EXTRACTED MATERIAL:

==================================================

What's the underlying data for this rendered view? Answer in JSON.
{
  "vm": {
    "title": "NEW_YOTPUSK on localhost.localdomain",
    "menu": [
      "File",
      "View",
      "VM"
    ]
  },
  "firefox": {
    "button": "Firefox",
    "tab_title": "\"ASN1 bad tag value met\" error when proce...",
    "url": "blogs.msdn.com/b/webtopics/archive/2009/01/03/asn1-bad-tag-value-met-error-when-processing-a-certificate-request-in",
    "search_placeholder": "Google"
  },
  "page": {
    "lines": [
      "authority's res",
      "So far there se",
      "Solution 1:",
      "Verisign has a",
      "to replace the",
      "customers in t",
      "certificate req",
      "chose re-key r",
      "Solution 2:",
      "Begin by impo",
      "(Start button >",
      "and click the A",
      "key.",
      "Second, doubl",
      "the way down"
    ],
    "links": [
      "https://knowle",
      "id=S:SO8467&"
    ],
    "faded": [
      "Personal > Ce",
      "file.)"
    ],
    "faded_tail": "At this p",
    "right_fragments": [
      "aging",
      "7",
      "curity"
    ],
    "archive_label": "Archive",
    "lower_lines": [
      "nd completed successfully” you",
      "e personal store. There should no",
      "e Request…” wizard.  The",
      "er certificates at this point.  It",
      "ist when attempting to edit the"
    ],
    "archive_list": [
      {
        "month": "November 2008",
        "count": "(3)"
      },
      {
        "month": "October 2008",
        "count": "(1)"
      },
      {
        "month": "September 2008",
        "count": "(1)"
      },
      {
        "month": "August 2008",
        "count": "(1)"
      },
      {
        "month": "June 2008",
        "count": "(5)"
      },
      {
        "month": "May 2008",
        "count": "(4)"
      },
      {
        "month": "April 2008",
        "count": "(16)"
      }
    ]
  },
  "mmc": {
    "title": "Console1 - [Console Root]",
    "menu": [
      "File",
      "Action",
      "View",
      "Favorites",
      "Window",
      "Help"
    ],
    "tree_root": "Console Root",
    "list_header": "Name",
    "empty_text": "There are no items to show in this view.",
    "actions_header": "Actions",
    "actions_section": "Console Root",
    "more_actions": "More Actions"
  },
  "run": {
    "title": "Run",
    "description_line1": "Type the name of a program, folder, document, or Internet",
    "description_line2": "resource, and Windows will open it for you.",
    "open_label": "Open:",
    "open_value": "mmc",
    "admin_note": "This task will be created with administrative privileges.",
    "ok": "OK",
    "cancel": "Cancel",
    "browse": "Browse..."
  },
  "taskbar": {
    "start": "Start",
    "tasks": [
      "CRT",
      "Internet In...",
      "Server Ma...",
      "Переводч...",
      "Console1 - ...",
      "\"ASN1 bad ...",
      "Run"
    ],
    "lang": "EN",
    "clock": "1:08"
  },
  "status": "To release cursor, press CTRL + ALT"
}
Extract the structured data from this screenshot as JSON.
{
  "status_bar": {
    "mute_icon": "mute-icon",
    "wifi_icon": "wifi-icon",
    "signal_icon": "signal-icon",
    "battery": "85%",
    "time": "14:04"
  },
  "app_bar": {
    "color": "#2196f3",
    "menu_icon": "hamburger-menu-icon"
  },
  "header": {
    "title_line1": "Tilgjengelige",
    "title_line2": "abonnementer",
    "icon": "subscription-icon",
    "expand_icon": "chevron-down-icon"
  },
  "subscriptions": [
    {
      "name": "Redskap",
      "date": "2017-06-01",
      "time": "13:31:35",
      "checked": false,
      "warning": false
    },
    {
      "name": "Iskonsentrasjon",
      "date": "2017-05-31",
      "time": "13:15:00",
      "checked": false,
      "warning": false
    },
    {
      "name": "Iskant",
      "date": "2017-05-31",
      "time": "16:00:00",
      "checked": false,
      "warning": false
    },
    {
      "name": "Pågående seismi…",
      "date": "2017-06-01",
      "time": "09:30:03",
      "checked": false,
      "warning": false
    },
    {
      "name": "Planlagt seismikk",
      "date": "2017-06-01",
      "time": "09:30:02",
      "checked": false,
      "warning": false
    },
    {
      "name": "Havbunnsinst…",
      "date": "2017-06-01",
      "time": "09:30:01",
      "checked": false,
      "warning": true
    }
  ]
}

==================================================

Each line above is to be repeated exactly.

What's the underlying data for this rendered view? Answer in JSON.
{
  "vm": {
    "title": "NEW_YOTPUSK on localhost.localdomain",
    "menu": [
      "File",
      "View",
      "VM"
    ]
  },
  "firefox": {
    "button": "Firefox",
    "tab_title": "\"ASN1 bad tag value met\" error when proce...",
    "url": "blogs.msdn.com/b/webtopics/archive/2009/01/03/asn1-bad-tag-value-met-error-when-processing-a-certificate-request-in",
    "search_placeholder": "Google"
  },
  "page": {
    "lines": [
      "authority's res",
      "So far there se",
      "Solution 1:",
      "Verisign has a",
      "to replace the",
      "customers in t",
      "certificate req",
      "chose re-key r",
      "Solution 2:",
      "Begin by impo",
      "(Start button >",
      "and click the A",
      "key.",
      "Second, doubl",
      "the way down"
    ],
    "links": [
      "https://knowle",
      "id=S:SO8467&"
    ],
    "faded": [
      "Personal > Ce",
      "file.)"
    ],
    "faded_tail": "At this p",
    "right_fragments": [
      "aging",
      "7",
      "curity"
    ],
    "archive_label": "Archive",
    "lower_lines": [
      "nd completed successfully” you",
      "e personal store. There should no",
      "e Request…” wizard.  The",
      "er certificates at this point.  It",
      "ist when attempting to edit the"
    ],
    "archive_list": [
      {
        "month": "November 2008",
        "count": "(3)"
      },
      {
        "month": "October 2008",
        "count": "(1)"
      },
      {
        "month": "September 2008",
        "count": "(1)"
      },
      {
        "month": "August 2008",
        "count": "(1)"
      },
      {
        "month": "June 2008",
        "count": "(5)"
      },
      {
        "month": "May 2008",
        "count": "(4)"
      },
      {
        "month": "April 2008",
        "count": "(16)"
      }
    ]
  },
  "mmc": {
    "title": "Console1 - [Console Root]",
    "menu": [
      "File",
      "Action",
      "View",
      "Favorites",
      "Window",
      "Help"
    ],
    "tree_root": "Console Root",
    "list_header": "Name",
    "empty_text": "There are no items to show in this view.",
    "actions_header": "Actions",
    "actions_section": "Console Root",
    "more_actions": "More Actions"
  },
  "run": {
    "title": "Run",
    "description_line1": "Type the name of a program, folder, document, or Internet",
    "description_line2": "resource, and Windows will open it for you.",
    "open_label": "Open:",
    "open_value": "mmc",
    "admin_note": "This task will be created with administrative privileges.",
    "ok": "OK",
    "cancel": "Cancel",
    "browse": "Browse..."
  },
  "taskbar": {
    "start": "Start",
    "tasks": [
      "CRT",
      "Internet In...",
      "Server Ma...",
      "Переводч...",
      "Console1 - ...",
      "\"ASN1 bad ...",
      "Run"
    ],
    "lang": "EN",
    "clock": "1:08"
  },
  "status": "To release cursor, press CTRL + ALT"
}
Extract the structured data from this screenshot as JSON.
{
  "status_bar": {
    "mute_icon": "mute-icon",
    "wifi_icon": "wifi-icon",
    "signal_icon": "signal-icon",
    "battery": "85%",
    "time": "14:04"
  },
  "app_bar": {
    "color": "#2196f3",
    "menu_icon": "hamburger-menu-icon"
  },
  "header": {
    "title_line1": "Tilgjengelige",
    "title_line2": "abonnementer",
    "icon": "subscription-icon",
    "expand_icon": "chevron-down-icon"
  },
  "subscriptions": [
    {
      "name": "Redskap",
      "date": "2017-06-01",
      "time": "13:31:35",
      "checked": false,
      "warning": false
    },
    {
      "name": "Iskonsentrasjon",
      "date": "2017-05-31",
      "time": "13:15:00",
      "checked": false,
      "warning": false
    },
    {
      "name": "Iskant",
      "date": "2017-05-31",
      "time": "16:00:00",
      "checked": false,
      "warning": false
    },
    {
      "name": "Pågående seismi…",
      "date": "2017-06-01",
      "time": "09:30:03",
      "checked": false,
      "warning": false
    },
    {
      "name": "Planlagt seismikk",
      "date": "2017-06-01",
      "time": "09:30:02",
      "checked": false,
      "warning": false
    },
    {
      "name": "Havbunnsinst…",
      "date": "2017-06-01",
      "time": "09:30:01",
      "checked": false,
      "warning": true
    }
  ]
}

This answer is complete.